• **MATERIAL PROVIDED**:
=-=-=-=-=
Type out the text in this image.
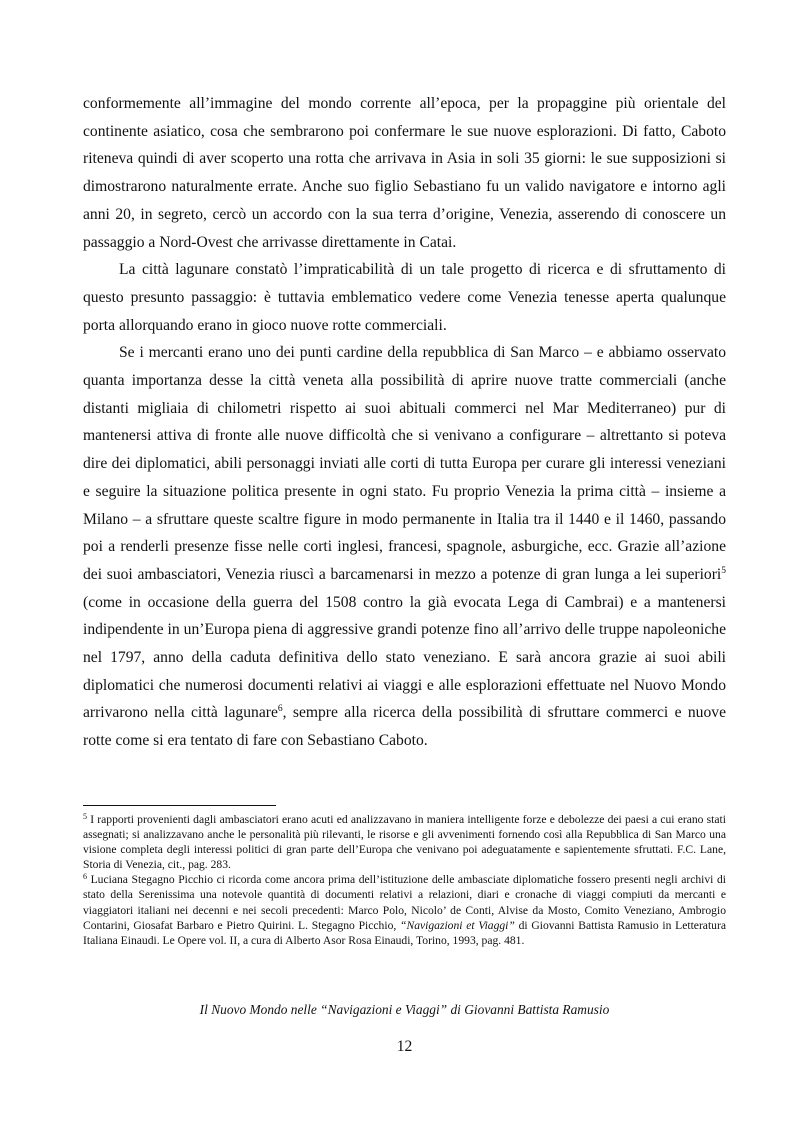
conformemente all’immagine del mondo corrente all’epoca, per la propaggine più orientale del continente asiatico, cosa che sembrarono poi confermare le sue nuove esplorazioni. Di fatto, Caboto riteneva quindi di aver scoperto una rotta che arrivava in Asia in soli 35 giorni: le sue supposizioni si dimostrarono naturalmente errate. Anche suo figlio Sebastiano fu un valido navigatore e intorno agli anni 20, in segreto, cercò un accordo con la sua terra d’origine, Venezia, asserendo di conoscere un passaggio a Nord-Ovest che arrivasse direttamente in Catai.

La città lagunare constatò l’impraticabilità di un tale progetto di ricerca e di sfruttamento di questo presunto passaggio: è tuttavia emblematico vedere come Venezia tenesse aperta qualunque porta allorquando erano in gioco nuove rotte commerciali.

Se i mercanti erano uno dei punti cardine della repubblica di San Marco – e abbiamo osservato quanta importanza desse la città veneta alla possibilità di aprire nuove tratte commerciali (anche distanti migliaia di chilometri rispetto ai suoi abituali commerci nel Mar Mediterraneo) pur di mantenersi attiva di fronte alle nuove difficoltà che si venivano a configurare – altrettanto si poteva dire dei diplomatici, abili personaggi inviati alle corti di tutta Europa per curare gli interessi veneziani e seguire la situazione politica presente in ogni stato. Fu proprio Venezia la prima città – insieme a Milano – a sfruttare queste scaltre figure in modo permanente in Italia tra il 1440 e il 1460, passando poi a renderli presenze fisse nelle corti inglesi, francesi, spagnole, asburgiche, ecc. Grazie all’azione dei suoi ambasciatori, Venezia riuscì a barcamenarsi in mezzo a potenze di gran lunga a lei superiori$^5$ (come in occasione della guerra del 1508 contro la già evocata Lega di Cambrai) e a mantenersi indipendente in un’Europa piena di aggressive grandi potenze fino all’arrivo delle truppe napoleoniche nel 1797, anno della caduta definitiva dello stato veneziano. E sarà ancora grazie ai suoi abili diplomatici che numerosi documenti relativi ai viaggi e alle esplorazioni effettuate nel Nuovo Mondo arrivarono nella città lagunare$^6$, sempre alla ricerca della possibilità di sfruttare commerci e nuove rotte come si era tentato di fare con Sebastiano Caboto.

$^5$ I rapporti provenienti dagli ambasciatori erano acuti ed analizzavano in maniera intelligente forze e debolezze dei paesi a cui erano stati assegnati; si analizzavano anche le personalità più rilevanti, le risorse e gli avvenimenti fornendo così alla Repubblica di San Marco una visione completa degli interessi politici di gran parte dell’Europa che venivano poi adeguatamente e sapientemente sfruttati. F.C. Lane, Storia di Venezia, cit., pag. 283.

$^6$ Luciana Stegagno Picchio ci ricorda come ancora prima dell’istituzione delle ambasciate diplomatiche fossero presenti negli archivi di stato della Serenissima una notevole quantità di documenti relativi a relazioni, diari e cronache di viaggi compiuti da mercanti e viaggiatori italiani nei decenni e nei secoli precedenti: Marco Polo, Nicolo’ de Conti, Alvise da Mosto, Comito Veneziano, Ambrogio Contarini, Giosafat Barbaro e Pietro Quirini. L. Stegagno Picchio, “Navigazioni et Viaggi” di Giovanni Battista Ramusio in Letteratura Italiana Einaudi. Le Opere vol. II, a cura di Alberto Asor Rosa Einaudi, Torino, 1993, pag. 481.

Il Nuovo Mondo nelle “Navigazioni e Viaggi” di Giovanni Battista Ramusio
12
=-=-=-=-=
• **SHORT PROBLEM**: Copy out every line of the material above exactly, skipping the pictures.

• **RESULT BELOW**:
Type out the text in this image.
conformemente all’immagine del mondo corrente all’epoca, per la propaggine più orientale del continente asiatico, cosa che sembrarono poi confermare le sue nuove esplorazioni. Di fatto, Caboto riteneva quindi di aver scoperto una rotta che arrivava in Asia in soli 35 giorni: le sue supposizioni si dimostrarono naturalmente errate. Anche suo figlio Sebastiano fu un valido navigatore e intorno agli anni 20, in segreto, cercò un accordo con la sua terra d’origine, Venezia, asserendo di conoscere un passaggio a Nord-Ovest che arrivasse direttamente in Catai.

La città lagunare constatò l’impraticabilità di un tale progetto di ricerca e di sfruttamento di questo presunto passaggio: è tuttavia emblematico vedere come Venezia tenesse aperta qualunque porta allorquando erano in gioco nuove rotte commerciali.

Se i mercanti erano uno dei punti cardine della repubblica di San Marco – e abbiamo osservato quanta importanza desse la città veneta alla possibilità di aprire nuove tratte commerciali (anche distanti migliaia di chilometri rispetto ai suoi abituali commerci nel Mar Mediterraneo) pur di mantenersi attiva di fronte alle nuove difficoltà che si venivano a configurare – altrettanto si poteva dire dei diplomatici, abili personaggi inviati alle corti di tutta Europa per curare gli interessi veneziani e seguire la situazione politica presente in ogni stato. Fu proprio Venezia la prima città – insieme a Milano – a sfruttare queste scaltre figure in modo permanente in Italia tra il 1440 e il 1460, passando poi a renderli presenze fisse nelle corti inglesi, francesi, spagnole, asburgiche, ecc. Grazie all’azione dei suoi ambasciatori, Venezia riuscì a barcamenarsi in mezzo a potenze di gran lunga a lei superiori$^5$ (come in occasione della guerra del 1508 contro la già evocata Lega di Cambrai) e a mantenersi indipendente in un’Europa piena di aggressive grandi potenze fino all’arrivo delle truppe napoleoniche nel 1797, anno della caduta definitiva dello stato veneziano. E sarà ancora grazie ai suoi abili diplomatici che numerosi documenti relativi ai viaggi e alle esplorazioni effettuate nel Nuovo Mondo arrivarono nella città lagunare$^6$, sempre alla ricerca della possibilità di sfruttare commerci e nuove rotte come si era tentato di fare con Sebastiano Caboto.

$^5$ I rapporti provenienti dagli ambasciatori erano acuti ed analizzavano in maniera intelligente forze e debolezze dei paesi a cui erano stati assegnati; si analizzavano anche le personalità più rilevanti, le risorse e gli avvenimenti fornendo così alla Repubblica di San Marco una visione completa degli interessi politici di gran parte dell’Europa che venivano poi adeguatamente e sapientemente sfruttati. F.C. Lane, Storia di Venezia, cit., pag. 283.

$^6$ Luciana Stegagno Picchio ci ricorda come ancora prima dell’istituzione delle ambasciate diplomatiche fossero presenti negli archivi di stato della Serenissima una notevole quantità di documenti relativi a relazioni, diari e cronache di viaggi compiuti da mercanti e viaggiatori italiani nei decenni e nei secoli precedenti: Marco Polo, Nicolo’ de Conti, Alvise da Mosto, Comito Veneziano, Ambrogio Contarini, Giosafat Barbaro e Pietro Quirini. L. Stegagno Picchio, “Navigazioni et Viaggi” di Giovanni Battista Ramusio in Letteratura Italiana Einaudi. Le Opere vol. II, a cura di Alberto Asor Rosa Einaudi, Torino, 1993, pag. 481.

Il Nuovo Mondo nelle “Navigazioni e Viaggi” di Giovanni Battista Ramusio
12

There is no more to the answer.